Source records
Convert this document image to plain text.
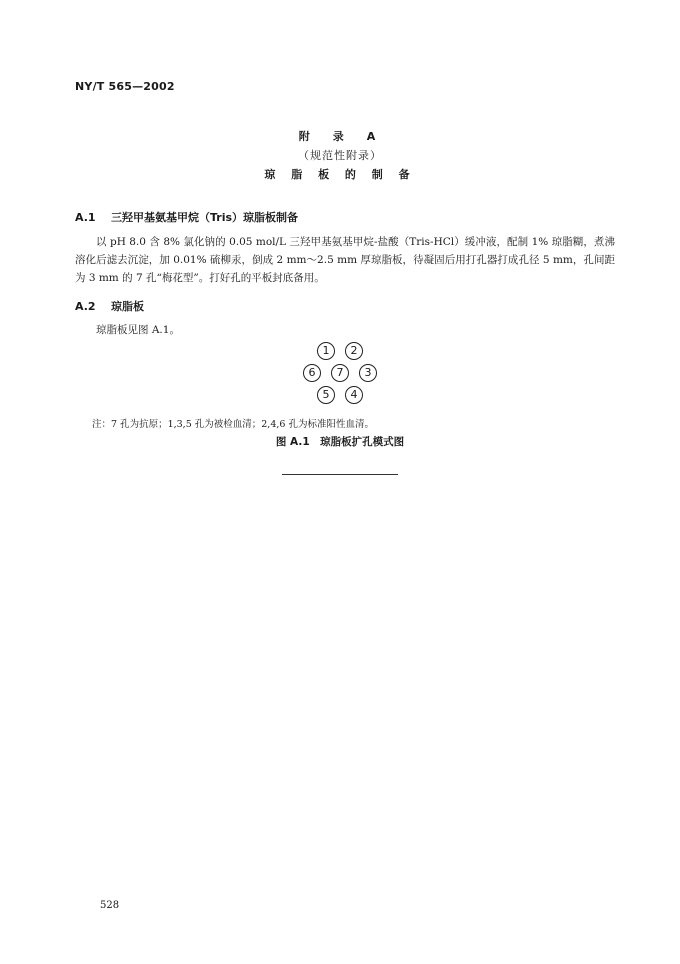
NY/T 565—2002
附　录　A
（规范性附录）
琼 脂 板 的 制 备
A.1 三羟甲基氨基甲烷（Tris）琼脂板制备
以 pH 8.0 含 8% 氯化钠的 0.05 mol/L 三羟甲基氨基甲烷-盐酸（Tris-HCl）缓冲液，配制 1% 琼脂糊，煮沸溶化后滤去沉淀，加 0.01% 硫柳汞，倒成 2 mm～2.5 mm 厚琼脂板，待凝固后用打孔器打成孔径 5 mm，孔间距为 3 mm 的 7 孔“梅花型”。打好孔的平板封底备用。
A.2 琼脂板
琼脂板见图 A.1。
1	2
6	7	3
5	4
注：7 孔为抗原；1,3,5 孔为被检血清；2,4,6 孔为标准阳性血清。
图 A.1　琼脂板扩孔模式图
528
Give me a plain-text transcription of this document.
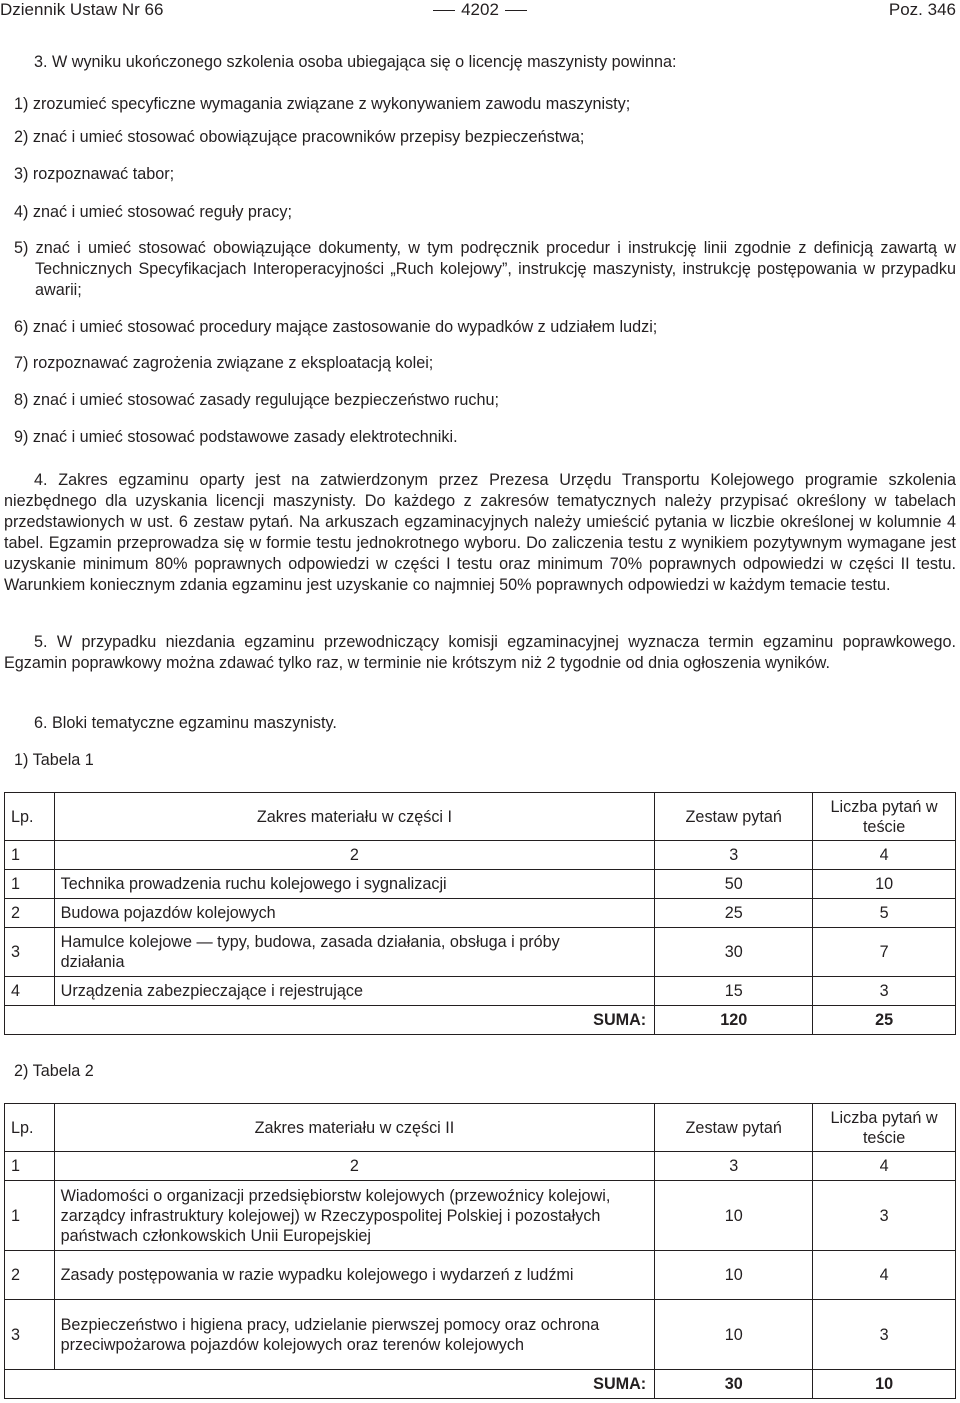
Dziennik Ustaw Nr 66	4202	Poz. 346
3. W wyniku ukończonego szkolenia osoba ubiegająca się o licencję maszynisty powinna:
1) zrozumieć specyficzne wymagania związane z wykonywaniem zawodu maszynisty;
2) znać i umieć stosować obowiązujące pracowników przepisy bezpieczeństwa;
3) rozpoznawać tabor;
4) znać i umieć stosować reguły pracy;
5) znać i umieć stosować obowiązujące dokumenty, w tym podręcznik procedur i instrukcję linii zgodnie z definicją zawartą w Technicznych Specyfikacjach Interoperacyjności „Ruch kolejowy”, instrukcję maszynisty, instrukcję postępowania w przypadku awarii;
6) znać i umieć stosować procedury mające zastosowanie do wypadków z udziałem ludzi;
7) rozpoznawać zagrożenia związane z eksploatacją kolei;
8) znać i umieć stosować zasady regulujące bezpieczeństwo ruchu;
9) znać i umieć stosować podstawowe zasady elektrotechniki.
4. Zakres egzaminu oparty jest na zatwierdzonym przez Prezesa Urzędu Transportu Kolejowego programie szkolenia niezbędnego dla uzyskania licencji maszynisty. Do każdego z zakresów tematycznych należy przypisać określony w tabelach przedstawionych w ust. 6 zestaw pytań. Na arkuszach egzaminacyjnych należy umieścić pytania w liczbie określonej w kolumnie 4 tabel. Egzamin przeprowadza się w formie testu jednokrotnego wyboru. Do zaliczenia testu z wynikiem pozytywnym wymagane jest uzyskanie minimum 80% poprawnych odpowiedzi w części I testu oraz minimum 70% poprawnych odpowiedzi w części II testu. Warunkiem koniecznym zdania egzaminu jest uzyskanie co najmniej 50% poprawnych odpowiedzi w każdym temacie testu.
5. W przypadku niezdania egzaminu przewodniczący komisji egzaminacyjnej wyznacza termin egzaminu poprawkowego. Egzamin poprawkowy można zdawać tylko raz, w terminie nie krótszym niż 2 tygodnie od dnia ogłoszenia wyników.
6. Bloki tematyczne egzaminu maszynisty.
1) Tabela 1
Lp.	Zakres materiału w części I	Zestaw pytań	Liczba pytań w teście
1	2	3	4
1	Technika prowadzenia ruchu kolejowego i sygnalizacji	50	10
2	Budowa pojazdów kolejowych	25	5
3	Hamulce kolejowe — typy, budowa, zasada działania, obsługa i próby działania	30	7
4	Urządzenia zabezpieczające i rejestrujące	15	3
SUMA:		120	25
2) Tabela 2
Lp.	Zakres materiału w części II	Zestaw pytań	Liczba pytań w teście
1	2	3	4
1	Wiadomości o organizacji przedsiębiorstw kolejowych (przewoźnicy kolejowi, zarządcy infrastruktury kolejowej) w Rzeczypospolitej Polskiej i pozostałych państwach członkowskich Unii Europejskiej	10	3
2	Zasady postępowania w razie wypadku kolejowego i wydarzeń z ludźmi	10	4
3	Bezpieczeństwo i higiena pracy, udzielanie pierwszej pomocy oraz ochrona przeciwpożarowa pojazdów kolejowych oraz terenów kolejowych	10	3
SUMA:		30	10
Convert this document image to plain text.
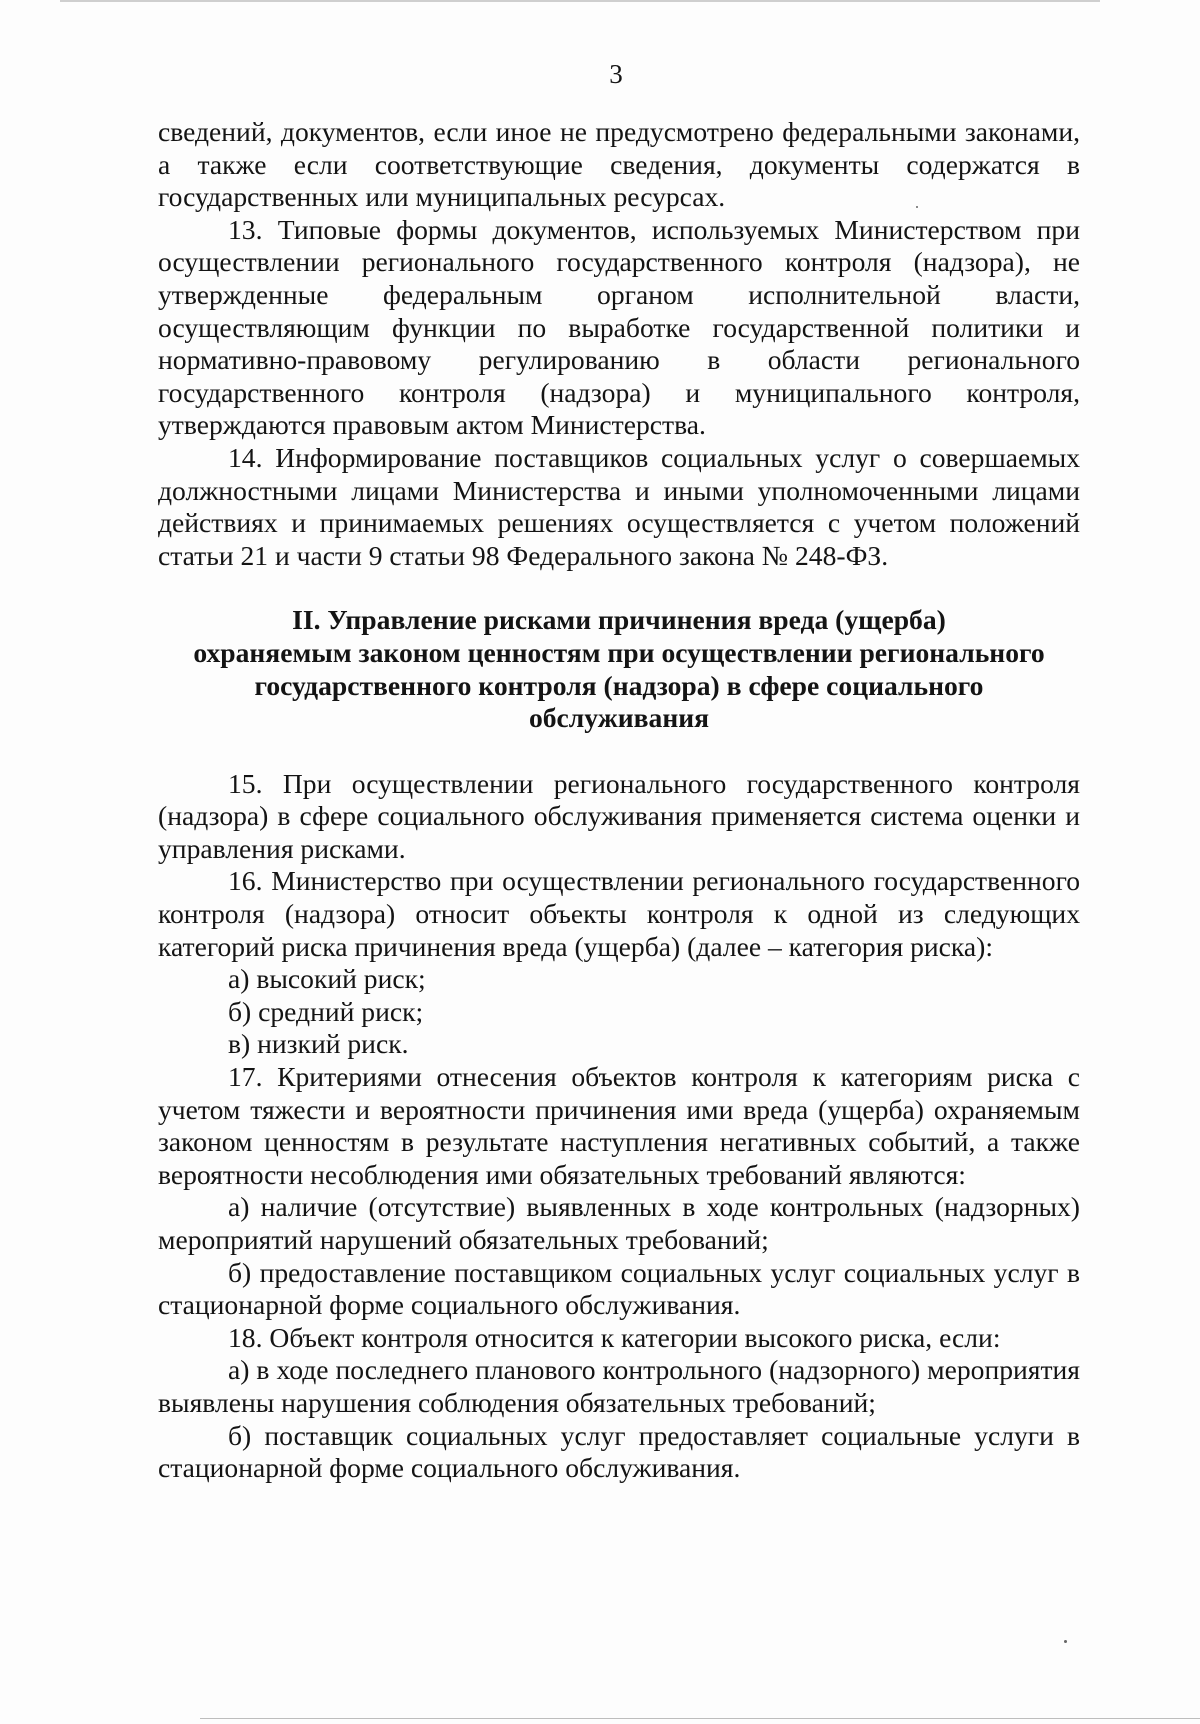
3

сведений, документов, если иное не предусмотрено федеральными законами, а также если соответствующие сведения, документы содержатся в государственных или муниципальных ресурсах.

13. Типовые формы документов, используемых Министерством при осуществлении регионального государственного контроля (надзора), не утвержденные федеральным органом исполнительной власти, осуществляющим функции по выработке государственной политики и нормативно-правовому регулированию в области регионального государственного контроля (надзора) и муниципального контроля, утверждаются правовым актом Министерства.

14. Информирование поставщиков социальных услуг о совершаемых должностными лицами Министерства и иными уполномоченными лицами действиях и принимаемых решениях осуществляется с учетом положений статьи 21 и части 9 статьи 98 Федерального закона № 248-ФЗ.

II. Управление рисками причинения вреда (ущерба)
охраняемым законом ценностям при осуществлении регионального
государственного контроля (надзора) в сфере социального
обслуживания

15. При осуществлении регионального государственного контроля (надзора) в сфере социального обслуживания применяется система оценки и управления рисками.

16. Министерство при осуществлении регионального государственного контроля (надзора) относит объекты контроля к одной из следующих категорий риска причинения вреда (ущерба) (далее – категория риска):

а) высокий риск;

б) средний риск;

в) низкий риск.

17. Критериями отнесения объектов контроля к категориям риска с учетом тяжести и вероятности причинения ими вреда (ущерба) охраняемым законом ценностям в результате наступления негативных событий, а также вероятности несоблюдения ими обязательных требований являются:

а) наличие (отсутствие) выявленных в ходе контрольных (надзорных) мероприятий нарушений обязательных требований;

б) предоставление поставщиком социальных услуг социальных услуг в стационарной форме социального обслуживания.

18. Объект контроля относится к категории высокого риска, если:

а) в ходе последнего планового контрольного (надзорного) мероприятия выявлены нарушения соблюдения обязательных требований;

б) поставщик социальных услуг предоставляет социальные услуги в стационарной форме социального обслуживания.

_Aim_
Find the word "stosować" in the material, then list each line that holds it.

_Full output_
2) znać i umieć stosować obowiązujące pracowników przepisy bezpieczeństwa;
4) znać i umieć stosować reguły pracy;
5) znać i umieć stosować obowiązujące dokumenty, w tym podręcznik procedur i instrukcję linii zgodnie z definicją zawartą w Technicznych Specyfikacjach Interoperacyjności „Ruch kolejowy”, instrukcję maszynisty, instrukcję postępowania w przypadku awarii;
6) znać i umieć stosować procedury mające zastosowanie do wypadków z udziałem ludzi;
8) znać i umieć stosować zasady regulujące bezpieczeństwo ruchu;
9) znać i umieć stosować podstawowe zasady elektrotechniki.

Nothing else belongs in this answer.